### Supplied material
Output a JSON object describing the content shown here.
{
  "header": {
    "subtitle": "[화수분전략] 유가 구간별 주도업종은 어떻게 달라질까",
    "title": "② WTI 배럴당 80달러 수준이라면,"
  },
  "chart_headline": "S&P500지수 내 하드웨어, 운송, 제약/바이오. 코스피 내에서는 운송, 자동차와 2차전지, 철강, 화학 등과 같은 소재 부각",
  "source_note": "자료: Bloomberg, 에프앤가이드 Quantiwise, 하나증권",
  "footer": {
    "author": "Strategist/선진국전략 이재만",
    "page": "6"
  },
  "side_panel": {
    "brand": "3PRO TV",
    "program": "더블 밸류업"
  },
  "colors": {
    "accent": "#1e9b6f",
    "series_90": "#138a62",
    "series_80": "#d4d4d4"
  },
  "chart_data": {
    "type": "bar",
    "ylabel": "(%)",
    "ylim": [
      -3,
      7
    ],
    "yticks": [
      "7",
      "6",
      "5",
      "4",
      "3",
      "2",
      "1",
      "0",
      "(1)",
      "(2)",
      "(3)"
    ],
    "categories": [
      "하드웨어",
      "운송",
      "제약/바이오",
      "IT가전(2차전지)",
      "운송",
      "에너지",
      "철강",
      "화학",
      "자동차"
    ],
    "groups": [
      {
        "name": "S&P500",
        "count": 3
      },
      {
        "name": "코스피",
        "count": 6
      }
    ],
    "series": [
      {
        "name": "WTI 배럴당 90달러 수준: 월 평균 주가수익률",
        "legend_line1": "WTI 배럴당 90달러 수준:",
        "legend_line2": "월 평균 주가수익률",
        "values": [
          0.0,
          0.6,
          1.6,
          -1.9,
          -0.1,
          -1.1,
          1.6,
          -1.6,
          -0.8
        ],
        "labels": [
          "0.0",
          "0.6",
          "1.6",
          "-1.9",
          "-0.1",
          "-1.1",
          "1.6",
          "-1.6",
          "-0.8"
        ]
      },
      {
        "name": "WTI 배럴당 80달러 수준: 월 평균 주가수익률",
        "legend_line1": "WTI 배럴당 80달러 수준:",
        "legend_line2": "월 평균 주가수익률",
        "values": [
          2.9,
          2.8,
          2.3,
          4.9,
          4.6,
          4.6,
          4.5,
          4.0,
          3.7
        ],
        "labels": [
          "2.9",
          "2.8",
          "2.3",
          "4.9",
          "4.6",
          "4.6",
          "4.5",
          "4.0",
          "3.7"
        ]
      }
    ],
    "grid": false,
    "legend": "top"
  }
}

### Aim
Extract the listing in its entirety and repeat it exactly.

### Result
Output a JSON object describing the content shown here.
{
  "header": {
    "subtitle": "[화수분전략] 유가 구간별 주도업종은 어떻게 달라질까",
    "title": "② WTI 배럴당 80달러 수준이라면,"
  },
  "chart_headline": "S&P500지수 내 하드웨어, 운송, 제약/바이오. 코스피 내에서는 운송, 자동차와 2차전지, 철강, 화학 등과 같은 소재 부각",
  "source_note": "자료: Bloomberg, 에프앤가이드 Quantiwise, 하나증권",
  "footer": {
    "author": "Strategist/선진국전략 이재만",
    "page": "6"
  },
  "side_panel": {
    "brand": "3PRO TV",
    "program": "더블 밸류업"
  },
  "colors": {
    "accent": "#1e9b6f",
    "series_90": "#138a62",
    "series_80": "#d4d4d4"
  },
  "chart_data": {
    "type": "bar",
    "ylabel": "(%)",
    "ylim": [
      -3,
      7
    ],
    "yticks": [
      "7",
      "6",
      "5",
      "4",
      "3",
      "2",
      "1",
      "0",
      "(1)",
      "(2)",
      "(3)"
    ],
    "categories": [
      "하드웨어",
      "운송",
      "제약/바이오",
      "IT가전(2차전지)",
      "운송",
      "에너지",
      "철강",
      "화학",
      "자동차"
    ],
    "groups": [
      {
        "name": "S&P500",
        "count": 3
      },
      {
        "name": "코스피",
        "count": 6
      }
    ],
    "series": [
      {
        "name": "WTI 배럴당 90달러 수준: 월 평균 주가수익률",
        "legend_line1": "WTI 배럴당 90달러 수준:",
        "legend_line2": "월 평균 주가수익률",
        "values": [
          0.0,
          0.6,
          1.6,
          -1.9,
          -0.1,
          -1.1,
          1.6,
          -1.6,
          -0.8
        ],
        "labels": [
          "0.0",
          "0.6",
          "1.6",
          "-1.9",
          "-0.1",
          "-1.1",
          "1.6",
          "-1.6",
          "-0.8"
        ]
      },
      {
        "name": "WTI 배럴당 80달러 수준: 월 평균 주가수익률",
        "legend_line1": "WTI 배럴당 80달러 수준:",
        "legend_line2": "월 평균 주가수익률",
        "values": [
          2.9,
          2.8,
          2.3,
          4.9,
          4.6,
          4.6,
          4.5,
          4.0,
          3.7
        ],
        "labels": [
          "2.9",
          "2.8",
          "2.3",
          "4.9",
          "4.6",
          "4.6",
          "4.5",
          "4.0",
          "3.7"
        ]
      }
    ],
    "grid": false,
    "legend": "top"
  }
}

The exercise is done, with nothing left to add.